> **Task inputs**

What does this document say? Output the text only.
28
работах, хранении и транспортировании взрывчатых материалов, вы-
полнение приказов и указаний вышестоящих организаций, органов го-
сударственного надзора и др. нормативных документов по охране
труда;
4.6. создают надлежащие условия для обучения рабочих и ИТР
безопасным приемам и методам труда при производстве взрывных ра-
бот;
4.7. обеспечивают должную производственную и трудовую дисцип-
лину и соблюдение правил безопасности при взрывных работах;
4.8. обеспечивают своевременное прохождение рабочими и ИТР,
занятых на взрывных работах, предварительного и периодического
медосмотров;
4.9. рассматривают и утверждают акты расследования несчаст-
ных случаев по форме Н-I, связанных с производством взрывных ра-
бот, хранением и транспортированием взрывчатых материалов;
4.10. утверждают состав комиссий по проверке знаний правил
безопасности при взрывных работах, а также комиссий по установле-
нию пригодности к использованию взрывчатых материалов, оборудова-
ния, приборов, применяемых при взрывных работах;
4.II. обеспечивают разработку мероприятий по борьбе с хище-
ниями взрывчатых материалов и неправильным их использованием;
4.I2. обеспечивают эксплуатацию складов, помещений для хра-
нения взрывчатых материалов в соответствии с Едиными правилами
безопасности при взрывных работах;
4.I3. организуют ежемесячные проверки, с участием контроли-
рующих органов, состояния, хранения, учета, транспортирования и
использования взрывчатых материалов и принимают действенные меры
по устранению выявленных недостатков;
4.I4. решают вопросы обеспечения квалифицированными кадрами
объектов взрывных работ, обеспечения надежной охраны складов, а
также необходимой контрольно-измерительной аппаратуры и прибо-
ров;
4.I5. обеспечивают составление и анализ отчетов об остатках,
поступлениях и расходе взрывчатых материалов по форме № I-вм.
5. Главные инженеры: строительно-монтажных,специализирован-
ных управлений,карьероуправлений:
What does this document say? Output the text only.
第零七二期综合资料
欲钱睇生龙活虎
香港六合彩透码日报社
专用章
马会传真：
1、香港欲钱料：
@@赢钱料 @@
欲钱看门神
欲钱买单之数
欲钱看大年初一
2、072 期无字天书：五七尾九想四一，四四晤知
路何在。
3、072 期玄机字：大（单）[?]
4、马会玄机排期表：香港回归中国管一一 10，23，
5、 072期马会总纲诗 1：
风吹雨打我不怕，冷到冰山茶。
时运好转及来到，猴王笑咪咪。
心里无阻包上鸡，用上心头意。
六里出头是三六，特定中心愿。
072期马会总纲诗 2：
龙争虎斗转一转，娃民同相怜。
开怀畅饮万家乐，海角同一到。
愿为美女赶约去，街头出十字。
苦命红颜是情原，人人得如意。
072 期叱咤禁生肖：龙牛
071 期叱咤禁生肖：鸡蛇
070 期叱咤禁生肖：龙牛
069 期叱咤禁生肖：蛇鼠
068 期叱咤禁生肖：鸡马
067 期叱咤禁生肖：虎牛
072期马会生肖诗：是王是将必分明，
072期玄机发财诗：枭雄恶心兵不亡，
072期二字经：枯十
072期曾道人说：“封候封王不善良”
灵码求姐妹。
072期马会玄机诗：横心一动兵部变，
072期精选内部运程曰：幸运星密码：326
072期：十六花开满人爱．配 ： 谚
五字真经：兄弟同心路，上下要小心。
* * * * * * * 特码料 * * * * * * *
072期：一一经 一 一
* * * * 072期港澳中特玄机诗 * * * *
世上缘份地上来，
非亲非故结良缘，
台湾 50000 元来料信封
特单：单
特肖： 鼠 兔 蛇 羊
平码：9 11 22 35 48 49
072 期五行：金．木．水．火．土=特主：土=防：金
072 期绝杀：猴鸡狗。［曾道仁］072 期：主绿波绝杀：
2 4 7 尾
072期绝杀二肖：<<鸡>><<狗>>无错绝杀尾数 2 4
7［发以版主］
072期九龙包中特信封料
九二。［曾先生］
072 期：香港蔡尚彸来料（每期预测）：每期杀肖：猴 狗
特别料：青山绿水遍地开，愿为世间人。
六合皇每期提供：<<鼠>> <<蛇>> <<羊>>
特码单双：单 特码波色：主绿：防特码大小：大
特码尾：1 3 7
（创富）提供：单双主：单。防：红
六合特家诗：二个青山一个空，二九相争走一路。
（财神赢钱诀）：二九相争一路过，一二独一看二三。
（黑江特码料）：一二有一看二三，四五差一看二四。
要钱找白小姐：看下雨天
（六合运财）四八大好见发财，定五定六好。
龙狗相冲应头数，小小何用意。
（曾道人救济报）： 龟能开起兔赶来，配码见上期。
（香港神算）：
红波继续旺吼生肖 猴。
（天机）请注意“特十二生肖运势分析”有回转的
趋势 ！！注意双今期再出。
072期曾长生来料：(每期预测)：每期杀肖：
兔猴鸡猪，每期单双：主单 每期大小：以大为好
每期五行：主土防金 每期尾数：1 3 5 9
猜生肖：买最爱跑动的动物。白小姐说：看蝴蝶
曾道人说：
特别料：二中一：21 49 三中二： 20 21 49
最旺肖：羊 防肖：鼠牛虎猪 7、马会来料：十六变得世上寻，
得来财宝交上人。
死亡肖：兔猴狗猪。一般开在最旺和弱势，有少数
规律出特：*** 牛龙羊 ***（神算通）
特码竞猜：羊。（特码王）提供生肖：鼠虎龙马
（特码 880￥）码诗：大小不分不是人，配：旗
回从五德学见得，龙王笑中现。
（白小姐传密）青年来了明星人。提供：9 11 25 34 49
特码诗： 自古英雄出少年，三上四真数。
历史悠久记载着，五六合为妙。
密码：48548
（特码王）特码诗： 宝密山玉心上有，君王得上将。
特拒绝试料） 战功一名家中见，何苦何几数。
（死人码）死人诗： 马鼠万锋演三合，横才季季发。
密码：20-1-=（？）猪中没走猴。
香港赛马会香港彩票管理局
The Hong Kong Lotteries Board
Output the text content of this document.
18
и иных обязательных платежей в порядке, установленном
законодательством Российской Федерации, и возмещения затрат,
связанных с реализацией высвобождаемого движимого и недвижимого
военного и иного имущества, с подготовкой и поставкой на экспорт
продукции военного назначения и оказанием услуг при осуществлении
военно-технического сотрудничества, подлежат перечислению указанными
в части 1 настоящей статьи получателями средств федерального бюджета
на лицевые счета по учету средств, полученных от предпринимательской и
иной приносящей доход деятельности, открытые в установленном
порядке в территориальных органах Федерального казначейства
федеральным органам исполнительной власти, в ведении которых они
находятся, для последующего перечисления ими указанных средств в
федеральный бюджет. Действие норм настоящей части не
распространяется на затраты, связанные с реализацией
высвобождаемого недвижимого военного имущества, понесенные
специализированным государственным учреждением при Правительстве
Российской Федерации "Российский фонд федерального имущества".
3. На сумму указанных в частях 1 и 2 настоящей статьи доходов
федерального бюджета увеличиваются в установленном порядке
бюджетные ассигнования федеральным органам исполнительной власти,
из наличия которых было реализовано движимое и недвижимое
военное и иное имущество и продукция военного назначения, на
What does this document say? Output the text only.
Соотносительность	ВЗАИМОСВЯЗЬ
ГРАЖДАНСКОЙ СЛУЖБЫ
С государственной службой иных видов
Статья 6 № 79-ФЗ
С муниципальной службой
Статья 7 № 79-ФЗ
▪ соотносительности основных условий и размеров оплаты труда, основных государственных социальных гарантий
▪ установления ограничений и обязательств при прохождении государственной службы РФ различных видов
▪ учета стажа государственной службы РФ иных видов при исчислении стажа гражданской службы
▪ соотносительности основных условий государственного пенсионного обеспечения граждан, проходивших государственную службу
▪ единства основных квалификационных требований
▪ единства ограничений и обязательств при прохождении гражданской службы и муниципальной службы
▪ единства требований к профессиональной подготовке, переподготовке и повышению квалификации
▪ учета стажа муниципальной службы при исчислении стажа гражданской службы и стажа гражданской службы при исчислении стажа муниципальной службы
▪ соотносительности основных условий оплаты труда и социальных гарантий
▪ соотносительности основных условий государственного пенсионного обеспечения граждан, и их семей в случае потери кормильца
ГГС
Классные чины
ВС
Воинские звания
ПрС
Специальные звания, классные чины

> **Exercise instructions**
Pick out every line holding the string "пенсионного" and return it.

> **Full response**
▪ соотносительности основных условий государственного пенсионного обеспечения граждан, проходивших государственную службу
▪ соотносительности основных условий государственного пенсионного обеспечения граждан, и их семей в случае потери кормильца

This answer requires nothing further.